- [DO THIS]: Images excluded, repeat each entry below exactly.

<<<<

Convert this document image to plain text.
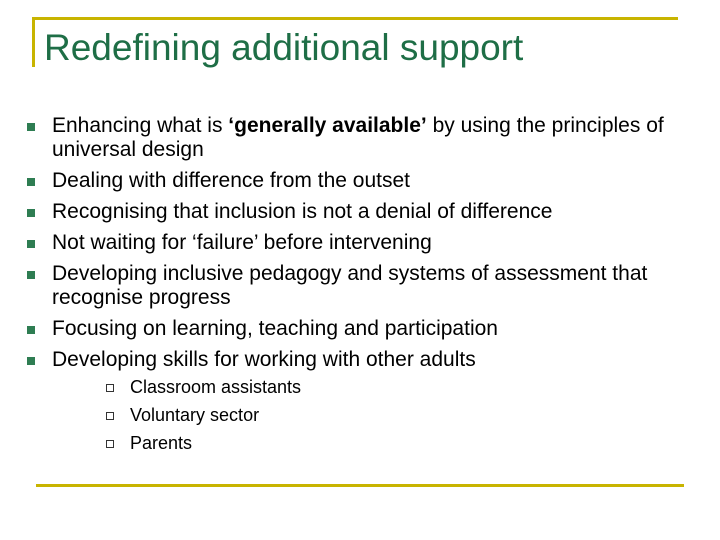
Redefining additional support
Enhancing what is ‘generally available’ by using the principles of universal design
Dealing with difference from the outset
Recognising that inclusion is not a denial of difference
Not waiting for ‘failure’ before intervening
Developing inclusive pedagogy and systems of assessment that recognise progress
Focusing on learning, teaching and participation
Developing skills for working with other adults
Classroom assistants
Voluntary sector
Parents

>>>>

- [WRITTEN SOLUTION]:
Convert this document image to plain text.
Redefining additional support
Enhancing what is ‘generally available’ by using the principles of universal design
Dealing with difference from the outset
Recognising that inclusion is not a denial of difference
Not waiting for ‘failure’ before intervening
Developing inclusive pedagogy and systems of assessment that recognise progress
Focusing on learning, teaching and participation
Developing skills for working with other adults
Classroom assistants
Voluntary sector
Parents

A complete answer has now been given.